OBJECTIVE
Would you return the complete listing below word for word?

SUPPLIED DATA
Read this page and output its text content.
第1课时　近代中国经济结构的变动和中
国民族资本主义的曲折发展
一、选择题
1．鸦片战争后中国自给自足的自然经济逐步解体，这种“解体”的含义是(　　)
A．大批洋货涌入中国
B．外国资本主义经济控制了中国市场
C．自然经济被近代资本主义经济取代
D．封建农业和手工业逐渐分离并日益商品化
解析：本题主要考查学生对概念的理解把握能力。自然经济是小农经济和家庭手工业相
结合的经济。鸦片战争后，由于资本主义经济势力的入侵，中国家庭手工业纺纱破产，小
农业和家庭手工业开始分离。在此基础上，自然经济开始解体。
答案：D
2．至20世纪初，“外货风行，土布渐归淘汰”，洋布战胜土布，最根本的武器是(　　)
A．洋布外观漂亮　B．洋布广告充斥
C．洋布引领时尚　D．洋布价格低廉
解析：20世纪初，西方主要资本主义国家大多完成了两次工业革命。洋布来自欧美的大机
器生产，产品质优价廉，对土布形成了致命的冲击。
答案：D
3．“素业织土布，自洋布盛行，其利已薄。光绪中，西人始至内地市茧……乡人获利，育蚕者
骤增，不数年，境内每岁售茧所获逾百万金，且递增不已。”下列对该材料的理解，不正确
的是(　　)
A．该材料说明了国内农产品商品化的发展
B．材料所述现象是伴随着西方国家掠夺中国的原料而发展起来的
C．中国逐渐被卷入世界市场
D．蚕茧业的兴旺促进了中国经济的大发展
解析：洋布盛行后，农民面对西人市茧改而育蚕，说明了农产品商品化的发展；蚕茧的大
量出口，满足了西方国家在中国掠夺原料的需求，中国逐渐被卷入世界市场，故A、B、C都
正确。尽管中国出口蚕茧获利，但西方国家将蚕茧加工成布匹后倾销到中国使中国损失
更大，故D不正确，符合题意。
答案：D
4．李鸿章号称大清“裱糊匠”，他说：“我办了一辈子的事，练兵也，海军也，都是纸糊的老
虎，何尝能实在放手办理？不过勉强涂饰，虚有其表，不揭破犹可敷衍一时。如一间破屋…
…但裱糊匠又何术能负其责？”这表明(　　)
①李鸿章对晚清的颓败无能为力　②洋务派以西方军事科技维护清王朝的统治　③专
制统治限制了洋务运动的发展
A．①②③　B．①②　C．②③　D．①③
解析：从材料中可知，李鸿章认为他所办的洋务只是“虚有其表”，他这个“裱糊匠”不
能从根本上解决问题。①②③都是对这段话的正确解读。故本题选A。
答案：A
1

FULL RESPONSE
Read this page and output its text content.
第1课时　近代中国经济结构的变动和中
国民族资本主义的曲折发展
一、选择题
1．鸦片战争后中国自给自足的自然经济逐步解体，这种“解体”的含义是(　　)
A．大批洋货涌入中国
B．外国资本主义经济控制了中国市场
C．自然经济被近代资本主义经济取代
D．封建农业和手工业逐渐分离并日益商品化
解析：本题主要考查学生对概念的理解把握能力。自然经济是小农经济和家庭手工业相
结合的经济。鸦片战争后，由于资本主义经济势力的入侵，中国家庭手工业纺纱破产，小
农业和家庭手工业开始分离。在此基础上，自然经济开始解体。
答案：D
2．至20世纪初，“外货风行，土布渐归淘汰”，洋布战胜土布，最根本的武器是(　　)
A．洋布外观漂亮　B．洋布广告充斥
C．洋布引领时尚　D．洋布价格低廉
解析：20世纪初，西方主要资本主义国家大多完成了两次工业革命。洋布来自欧美的大机
器生产，产品质优价廉，对土布形成了致命的冲击。
答案：D
3．“素业织土布，自洋布盛行，其利已薄。光绪中，西人始至内地市茧……乡人获利，育蚕者
骤增，不数年，境内每岁售茧所获逾百万金，且递增不已。”下列对该材料的理解，不正确
的是(　　)
A．该材料说明了国内农产品商品化的发展
B．材料所述现象是伴随着西方国家掠夺中国的原料而发展起来的
C．中国逐渐被卷入世界市场
D．蚕茧业的兴旺促进了中国经济的大发展
解析：洋布盛行后，农民面对西人市茧改而育蚕，说明了农产品商品化的发展；蚕茧的大
量出口，满足了西方国家在中国掠夺原料的需求，中国逐渐被卷入世界市场，故A、B、C都
正确。尽管中国出口蚕茧获利，但西方国家将蚕茧加工成布匹后倾销到中国使中国损失
更大，故D不正确，符合题意。
答案：D
4．李鸿章号称大清“裱糊匠”，他说：“我办了一辈子的事，练兵也，海军也，都是纸糊的老
虎，何尝能实在放手办理？不过勉强涂饰，虚有其表，不揭破犹可敷衍一时。如一间破屋…
…但裱糊匠又何术能负其责？”这表明(　　)
①李鸿章对晚清的颓败无能为力　②洋务派以西方军事科技维护清王朝的统治　③专
制统治限制了洋务运动的发展
A．①②③　B．①②　C．②③　D．①③
解析：从材料中可知，李鸿章认为他所办的洋务只是“虚有其表”，他这个“裱糊匠”不
能从根本上解决问题。①②③都是对这段话的正确解读。故本题选A。
答案：A
1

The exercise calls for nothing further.